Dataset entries
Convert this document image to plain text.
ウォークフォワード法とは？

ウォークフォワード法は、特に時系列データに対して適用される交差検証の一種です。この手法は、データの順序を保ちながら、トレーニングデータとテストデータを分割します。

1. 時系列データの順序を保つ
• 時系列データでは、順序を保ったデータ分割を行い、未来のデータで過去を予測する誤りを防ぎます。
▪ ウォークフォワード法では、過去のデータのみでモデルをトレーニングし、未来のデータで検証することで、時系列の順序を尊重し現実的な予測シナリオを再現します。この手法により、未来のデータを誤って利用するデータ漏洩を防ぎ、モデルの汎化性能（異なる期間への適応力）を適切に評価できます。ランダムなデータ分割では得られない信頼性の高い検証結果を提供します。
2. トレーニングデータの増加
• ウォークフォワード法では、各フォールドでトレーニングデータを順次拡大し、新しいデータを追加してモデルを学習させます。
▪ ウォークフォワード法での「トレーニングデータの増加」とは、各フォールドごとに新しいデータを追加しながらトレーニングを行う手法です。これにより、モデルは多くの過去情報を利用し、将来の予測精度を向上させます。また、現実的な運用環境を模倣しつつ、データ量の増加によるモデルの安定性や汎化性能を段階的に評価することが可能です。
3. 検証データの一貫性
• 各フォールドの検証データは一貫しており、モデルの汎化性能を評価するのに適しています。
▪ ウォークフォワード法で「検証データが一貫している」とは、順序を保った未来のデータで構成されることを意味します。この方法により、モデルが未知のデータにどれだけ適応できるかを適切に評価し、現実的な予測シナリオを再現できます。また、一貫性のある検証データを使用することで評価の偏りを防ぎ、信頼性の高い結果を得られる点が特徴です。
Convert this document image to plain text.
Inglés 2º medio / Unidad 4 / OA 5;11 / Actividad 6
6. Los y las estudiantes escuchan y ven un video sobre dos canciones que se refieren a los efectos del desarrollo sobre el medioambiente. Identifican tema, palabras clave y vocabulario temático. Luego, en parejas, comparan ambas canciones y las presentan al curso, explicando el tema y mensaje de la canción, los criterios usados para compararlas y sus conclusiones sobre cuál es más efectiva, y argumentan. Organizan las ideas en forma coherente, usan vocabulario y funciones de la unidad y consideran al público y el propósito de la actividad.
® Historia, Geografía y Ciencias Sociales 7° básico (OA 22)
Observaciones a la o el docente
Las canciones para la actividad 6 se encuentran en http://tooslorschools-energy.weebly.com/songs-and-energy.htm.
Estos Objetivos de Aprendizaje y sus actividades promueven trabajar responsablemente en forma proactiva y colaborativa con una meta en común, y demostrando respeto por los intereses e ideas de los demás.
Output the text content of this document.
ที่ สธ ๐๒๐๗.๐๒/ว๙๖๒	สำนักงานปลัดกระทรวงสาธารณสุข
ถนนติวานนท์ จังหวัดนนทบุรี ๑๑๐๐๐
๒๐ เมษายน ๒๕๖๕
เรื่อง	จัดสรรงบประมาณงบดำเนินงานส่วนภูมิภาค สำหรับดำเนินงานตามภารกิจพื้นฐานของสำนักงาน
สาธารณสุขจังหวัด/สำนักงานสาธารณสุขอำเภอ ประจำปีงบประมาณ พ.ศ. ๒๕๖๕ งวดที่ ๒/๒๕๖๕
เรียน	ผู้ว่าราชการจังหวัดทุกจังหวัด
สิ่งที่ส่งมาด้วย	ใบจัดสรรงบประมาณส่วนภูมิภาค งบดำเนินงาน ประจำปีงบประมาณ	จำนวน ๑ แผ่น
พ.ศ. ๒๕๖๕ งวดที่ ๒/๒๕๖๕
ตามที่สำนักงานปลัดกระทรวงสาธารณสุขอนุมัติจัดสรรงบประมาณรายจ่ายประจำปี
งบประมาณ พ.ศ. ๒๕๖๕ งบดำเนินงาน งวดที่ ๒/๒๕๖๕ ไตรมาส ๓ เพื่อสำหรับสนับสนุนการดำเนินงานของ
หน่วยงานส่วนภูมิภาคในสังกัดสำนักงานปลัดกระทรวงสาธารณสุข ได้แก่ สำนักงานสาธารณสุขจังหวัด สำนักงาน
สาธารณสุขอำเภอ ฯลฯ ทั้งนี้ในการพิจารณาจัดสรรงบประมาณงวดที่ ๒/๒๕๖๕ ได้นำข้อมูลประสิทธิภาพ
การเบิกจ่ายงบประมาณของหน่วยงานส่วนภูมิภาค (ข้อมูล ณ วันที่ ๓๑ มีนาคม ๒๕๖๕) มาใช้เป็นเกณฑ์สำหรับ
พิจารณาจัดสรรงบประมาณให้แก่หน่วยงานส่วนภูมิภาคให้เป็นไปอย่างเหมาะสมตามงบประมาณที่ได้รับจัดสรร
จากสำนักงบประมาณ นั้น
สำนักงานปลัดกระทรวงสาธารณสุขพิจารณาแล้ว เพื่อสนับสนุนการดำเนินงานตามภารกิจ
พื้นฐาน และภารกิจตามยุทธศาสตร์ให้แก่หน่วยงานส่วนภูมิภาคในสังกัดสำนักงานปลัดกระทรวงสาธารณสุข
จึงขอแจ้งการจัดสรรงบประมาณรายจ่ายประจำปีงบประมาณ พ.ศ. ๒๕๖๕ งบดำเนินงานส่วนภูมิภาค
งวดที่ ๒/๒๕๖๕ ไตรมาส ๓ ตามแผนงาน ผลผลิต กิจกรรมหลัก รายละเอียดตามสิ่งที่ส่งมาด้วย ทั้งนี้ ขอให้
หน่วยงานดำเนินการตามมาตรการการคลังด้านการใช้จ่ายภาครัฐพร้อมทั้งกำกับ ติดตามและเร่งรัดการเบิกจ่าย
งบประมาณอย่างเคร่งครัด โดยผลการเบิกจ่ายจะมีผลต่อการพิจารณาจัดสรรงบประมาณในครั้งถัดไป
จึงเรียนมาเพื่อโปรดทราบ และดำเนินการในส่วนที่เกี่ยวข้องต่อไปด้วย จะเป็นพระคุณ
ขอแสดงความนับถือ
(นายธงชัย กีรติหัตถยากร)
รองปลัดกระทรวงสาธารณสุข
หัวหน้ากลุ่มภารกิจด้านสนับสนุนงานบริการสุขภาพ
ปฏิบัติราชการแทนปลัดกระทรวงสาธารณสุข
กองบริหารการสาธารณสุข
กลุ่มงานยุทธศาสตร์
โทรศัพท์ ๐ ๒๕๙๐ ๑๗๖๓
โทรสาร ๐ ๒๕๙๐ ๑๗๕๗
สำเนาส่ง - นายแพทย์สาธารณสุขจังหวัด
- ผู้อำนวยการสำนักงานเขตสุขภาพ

_Aim_
How many of the lines in the listing above hold the word "ดสำน"? Report only that figure.

_Task result_
2